• [INPUT RECORDS]:
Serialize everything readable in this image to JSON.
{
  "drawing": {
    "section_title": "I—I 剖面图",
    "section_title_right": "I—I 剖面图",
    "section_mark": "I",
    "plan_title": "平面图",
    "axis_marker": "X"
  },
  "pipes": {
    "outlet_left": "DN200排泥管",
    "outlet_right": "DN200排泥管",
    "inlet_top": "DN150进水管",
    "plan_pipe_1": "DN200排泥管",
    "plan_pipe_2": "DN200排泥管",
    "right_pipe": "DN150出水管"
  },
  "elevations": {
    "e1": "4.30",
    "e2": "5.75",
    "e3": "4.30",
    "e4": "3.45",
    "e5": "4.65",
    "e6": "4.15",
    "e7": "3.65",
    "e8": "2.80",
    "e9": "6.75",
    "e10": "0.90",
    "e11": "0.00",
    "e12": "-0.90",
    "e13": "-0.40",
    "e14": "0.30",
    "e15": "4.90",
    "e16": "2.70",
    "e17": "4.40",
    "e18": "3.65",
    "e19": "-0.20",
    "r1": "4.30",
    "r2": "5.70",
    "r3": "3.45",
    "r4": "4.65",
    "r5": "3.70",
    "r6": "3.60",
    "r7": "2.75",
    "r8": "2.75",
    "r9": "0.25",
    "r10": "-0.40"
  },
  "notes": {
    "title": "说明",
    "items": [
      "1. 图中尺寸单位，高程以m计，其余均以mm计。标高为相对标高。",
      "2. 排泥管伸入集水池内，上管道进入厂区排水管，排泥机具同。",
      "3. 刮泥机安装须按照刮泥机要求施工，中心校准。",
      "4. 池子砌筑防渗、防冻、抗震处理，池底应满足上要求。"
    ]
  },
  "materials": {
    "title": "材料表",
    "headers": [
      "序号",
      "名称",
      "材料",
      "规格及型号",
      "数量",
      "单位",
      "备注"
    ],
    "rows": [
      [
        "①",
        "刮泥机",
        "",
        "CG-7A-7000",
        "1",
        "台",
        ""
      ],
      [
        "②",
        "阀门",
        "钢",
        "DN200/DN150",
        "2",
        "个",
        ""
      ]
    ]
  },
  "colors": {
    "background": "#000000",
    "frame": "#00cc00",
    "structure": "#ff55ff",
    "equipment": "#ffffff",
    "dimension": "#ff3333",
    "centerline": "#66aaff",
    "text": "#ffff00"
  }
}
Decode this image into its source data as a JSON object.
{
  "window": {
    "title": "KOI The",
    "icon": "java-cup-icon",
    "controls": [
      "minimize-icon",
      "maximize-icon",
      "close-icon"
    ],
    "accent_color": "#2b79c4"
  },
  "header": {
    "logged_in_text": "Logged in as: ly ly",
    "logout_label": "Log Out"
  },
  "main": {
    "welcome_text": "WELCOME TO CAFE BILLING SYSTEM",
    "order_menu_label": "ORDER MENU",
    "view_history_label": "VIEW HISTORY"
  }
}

• [WHAT YOU SHOULD DO]:
Copy every line of the records word for word.

• [THE REPLY]:
Serialize everything readable in this image to JSON.
{
  "drawing": {
    "section_title": "I—I 剖面图",
    "section_title_right": "I—I 剖面图",
    "section_mark": "I",
    "plan_title": "平面图",
    "axis_marker": "X"
  },
  "pipes": {
    "outlet_left": "DN200排泥管",
    "outlet_right": "DN200排泥管",
    "inlet_top": "DN150进水管",
    "plan_pipe_1": "DN200排泥管",
    "plan_pipe_2": "DN200排泥管",
    "right_pipe": "DN150出水管"
  },
  "elevations": {
    "e1": "4.30",
    "e2": "5.75",
    "e3": "4.30",
    "e4": "3.45",
    "e5": "4.65",
    "e6": "4.15",
    "e7": "3.65",
    "e8": "2.80",
    "e9": "6.75",
    "e10": "0.90",
    "e11": "0.00",
    "e12": "-0.90",
    "e13": "-0.40",
    "e14": "0.30",
    "e15": "4.90",
    "e16": "2.70",
    "e17": "4.40",
    "e18": "3.65",
    "e19": "-0.20",
    "r1": "4.30",
    "r2": "5.70",
    "r3": "3.45",
    "r4": "4.65",
    "r5": "3.70",
    "r6": "3.60",
    "r7": "2.75",
    "r8": "2.75",
    "r9": "0.25",
    "r10": "-0.40"
  },
  "notes": {
    "title": "说明",
    "items": [
      "1. 图中尺寸单位，高程以m计，其余均以mm计。标高为相对标高。",
      "2. 排泥管伸入集水池内，上管道进入厂区排水管，排泥机具同。",
      "3. 刮泥机安装须按照刮泥机要求施工，中心校准。",
      "4. 池子砌筑防渗、防冻、抗震处理，池底应满足上要求。"
    ]
  },
  "materials": {
    "title": "材料表",
    "headers": [
      "序号",
      "名称",
      "材料",
      "规格及型号",
      "数量",
      "单位",
      "备注"
    ],
    "rows": [
      [
        "①",
        "刮泥机",
        "",
        "CG-7A-7000",
        "1",
        "台",
        ""
      ],
      [
        "②",
        "阀门",
        "钢",
        "DN200/DN150",
        "2",
        "个",
        ""
      ]
    ]
  },
  "colors": {
    "background": "#000000",
    "frame": "#00cc00",
    "structure": "#ff55ff",
    "equipment": "#ffffff",
    "dimension": "#ff3333",
    "centerline": "#66aaff",
    "text": "#ffff00"
  }
}
Decode this image into its source data as a JSON object.
{
  "window": {
    "title": "KOI The",
    "icon": "java-cup-icon",
    "controls": [
      "minimize-icon",
      "maximize-icon",
      "close-icon"
    ],
    "accent_color": "#2b79c4"
  },
  "header": {
    "logged_in_text": "Logged in as: ly ly",
    "logout_label": "Log Out"
  },
  "main": {
    "welcome_text": "WELCOME TO CAFE BILLING SYSTEM",
    "order_menu_label": "ORDER MENU",
    "view_history_label": "VIEW HISTORY"
  }
}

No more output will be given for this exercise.